- [Work to be completed]:
All of the records listed below should be retyped exactly.

- [Given information]:
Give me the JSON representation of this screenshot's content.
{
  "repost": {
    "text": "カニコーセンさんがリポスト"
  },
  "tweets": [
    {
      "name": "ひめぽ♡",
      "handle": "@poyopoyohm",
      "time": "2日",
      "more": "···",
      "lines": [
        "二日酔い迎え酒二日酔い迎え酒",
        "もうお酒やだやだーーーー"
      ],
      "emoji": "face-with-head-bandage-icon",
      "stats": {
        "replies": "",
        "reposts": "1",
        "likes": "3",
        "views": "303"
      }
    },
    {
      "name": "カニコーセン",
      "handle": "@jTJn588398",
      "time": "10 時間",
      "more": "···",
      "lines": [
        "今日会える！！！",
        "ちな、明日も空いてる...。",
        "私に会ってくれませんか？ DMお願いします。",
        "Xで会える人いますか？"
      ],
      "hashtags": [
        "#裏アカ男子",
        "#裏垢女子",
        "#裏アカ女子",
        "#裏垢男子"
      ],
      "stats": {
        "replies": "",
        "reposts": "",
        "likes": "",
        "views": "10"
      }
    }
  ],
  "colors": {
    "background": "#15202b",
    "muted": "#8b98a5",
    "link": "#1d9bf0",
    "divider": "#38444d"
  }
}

- [Answer to the exercise]:
Give me the JSON representation of this screenshot's content.
{
  "repost": {
    "text": "カニコーセンさんがリポスト"
  },
  "tweets": [
    {
      "name": "ひめぽ♡",
      "handle": "@poyopoyohm",
      "time": "2日",
      "more": "···",
      "lines": [
        "二日酔い迎え酒二日酔い迎え酒",
        "もうお酒やだやだーーーー"
      ],
      "emoji": "face-with-head-bandage-icon",
      "stats": {
        "replies": "",
        "reposts": "1",
        "likes": "3",
        "views": "303"
      }
    },
    {
      "name": "カニコーセン",
      "handle": "@jTJn588398",
      "time": "10 時間",
      "more": "···",
      "lines": [
        "今日会える！！！",
        "ちな、明日も空いてる...。",
        "私に会ってくれませんか？ DMお願いします。",
        "Xで会える人いますか？"
      ],
      "hashtags": [
        "#裏アカ男子",
        "#裏垢女子",
        "#裏アカ女子",
        "#裏垢男子"
      ],
      "stats": {
        "replies": "",
        "reposts": "",
        "likes": "",
        "views": "10"
      }
    }
  ],
  "colors": {
    "background": "#15202b",
    "muted": "#8b98a5",
    "link": "#1d9bf0",
    "divider": "#38444d"
  }
}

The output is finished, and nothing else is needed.